[Begin]

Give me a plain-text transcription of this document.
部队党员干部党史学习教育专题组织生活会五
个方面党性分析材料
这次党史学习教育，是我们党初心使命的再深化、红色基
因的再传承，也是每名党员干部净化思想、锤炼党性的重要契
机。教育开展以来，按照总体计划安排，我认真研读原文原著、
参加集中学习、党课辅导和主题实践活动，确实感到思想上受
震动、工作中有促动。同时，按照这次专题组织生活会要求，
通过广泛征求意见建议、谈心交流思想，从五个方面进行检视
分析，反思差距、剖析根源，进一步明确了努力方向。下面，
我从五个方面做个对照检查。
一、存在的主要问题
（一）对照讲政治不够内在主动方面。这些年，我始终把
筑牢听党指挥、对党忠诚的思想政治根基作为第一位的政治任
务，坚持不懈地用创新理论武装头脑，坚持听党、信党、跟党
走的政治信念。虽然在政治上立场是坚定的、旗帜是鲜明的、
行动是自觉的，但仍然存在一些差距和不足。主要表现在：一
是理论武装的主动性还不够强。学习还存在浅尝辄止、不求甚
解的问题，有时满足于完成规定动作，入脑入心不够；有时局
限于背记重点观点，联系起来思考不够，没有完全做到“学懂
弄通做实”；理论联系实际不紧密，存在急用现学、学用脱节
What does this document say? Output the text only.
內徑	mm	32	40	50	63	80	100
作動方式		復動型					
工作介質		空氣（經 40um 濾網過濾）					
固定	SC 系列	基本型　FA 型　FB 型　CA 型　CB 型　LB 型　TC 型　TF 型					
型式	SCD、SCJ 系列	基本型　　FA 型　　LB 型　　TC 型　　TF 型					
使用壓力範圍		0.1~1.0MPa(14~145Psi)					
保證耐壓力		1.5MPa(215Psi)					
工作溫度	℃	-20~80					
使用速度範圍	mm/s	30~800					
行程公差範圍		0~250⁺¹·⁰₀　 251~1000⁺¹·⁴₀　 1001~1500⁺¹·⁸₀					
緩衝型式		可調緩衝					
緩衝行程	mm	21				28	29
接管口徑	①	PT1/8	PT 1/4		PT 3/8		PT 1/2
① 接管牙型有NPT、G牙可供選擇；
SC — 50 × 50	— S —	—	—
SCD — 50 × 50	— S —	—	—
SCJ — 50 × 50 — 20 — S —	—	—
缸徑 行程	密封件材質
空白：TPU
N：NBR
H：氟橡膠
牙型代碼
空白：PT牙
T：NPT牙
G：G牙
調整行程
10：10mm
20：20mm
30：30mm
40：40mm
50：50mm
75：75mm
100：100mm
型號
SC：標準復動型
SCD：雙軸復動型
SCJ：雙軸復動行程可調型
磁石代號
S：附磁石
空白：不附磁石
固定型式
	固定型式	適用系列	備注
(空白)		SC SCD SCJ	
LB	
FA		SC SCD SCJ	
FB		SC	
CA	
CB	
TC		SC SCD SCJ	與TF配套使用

[End]

§ What the exercise asks: Please quote the data above in full, with no line missing.

§ Result of this task:
Give me a plain-text transcription of this document.
部队党员干部党史学习教育专题组织生活会五
个方面党性分析材料
这次党史学习教育，是我们党初心使命的再深化、红色基
因的再传承，也是每名党员干部净化思想、锤炼党性的重要契
机。教育开展以来，按照总体计划安排，我认真研读原文原著、
参加集中学习、党课辅导和主题实践活动，确实感到思想上受
震动、工作中有促动。同时，按照这次专题组织生活会要求，
通过广泛征求意见建议、谈心交流思想，从五个方面进行检视
分析，反思差距、剖析根源，进一步明确了努力方向。下面，
我从五个方面做个对照检查。
一、存在的主要问题
（一）对照讲政治不够内在主动方面。这些年，我始终把
筑牢听党指挥、对党忠诚的思想政治根基作为第一位的政治任
务，坚持不懈地用创新理论武装头脑，坚持听党、信党、跟党
走的政治信念。虽然在政治上立场是坚定的、旗帜是鲜明的、
行动是自觉的，但仍然存在一些差距和不足。主要表现在：一
是理论武装的主动性还不够强。学习还存在浅尝辄止、不求甚
解的问题，有时满足于完成规定动作，入脑入心不够；有时局
限于背记重点观点，联系起来思考不够，没有完全做到“学懂
弄通做实”；理论联系实际不紧密，存在急用现学、学用脱节
What does this document say? Output the text only.
內徑	mm	32	40	50	63	80	100
作動方式		復動型					
工作介質		空氣（經 40um 濾網過濾）					
固定	SC 系列	基本型　FA 型　FB 型　CA 型　CB 型　LB 型　TC 型　TF 型					
型式	SCD、SCJ 系列	基本型　　FA 型　　LB 型　　TC 型　　TF 型					
使用壓力範圍		0.1~1.0MPa(14~145Psi)					
保證耐壓力		1.5MPa(215Psi)					
工作溫度	℃	-20~80					
使用速度範圍	mm/s	30~800					
行程公差範圍		0~250⁺¹·⁰₀　 251~1000⁺¹·⁴₀　 1001~1500⁺¹·⁸₀					
緩衝型式		可調緩衝					
緩衝行程	mm	21				28	29
接管口徑	①	PT1/8	PT 1/4		PT 3/8		PT 1/2
① 接管牙型有NPT、G牙可供選擇；
SC — 50 × 50	— S —	—	—
SCD — 50 × 50	— S —	—	—
SCJ — 50 × 50 — 20 — S —	—	—
缸徑 行程	密封件材質
空白：TPU
N：NBR
H：氟橡膠
牙型代碼
空白：PT牙
T：NPT牙
G：G牙
調整行程
10：10mm
20：20mm
30：30mm
40：40mm
50：50mm
75：75mm
100：100mm
型號
SC：標準復動型
SCD：雙軸復動型
SCJ：雙軸復動行程可調型
磁石代號
S：附磁石
空白：不附磁石
固定型式
	固定型式	適用系列	備注
(空白)		SC SCD SCJ	
LB	
FA		SC SCD SCJ	
FB		SC	
CA	
CB	
TC		SC SCD SCJ	與TF配套使用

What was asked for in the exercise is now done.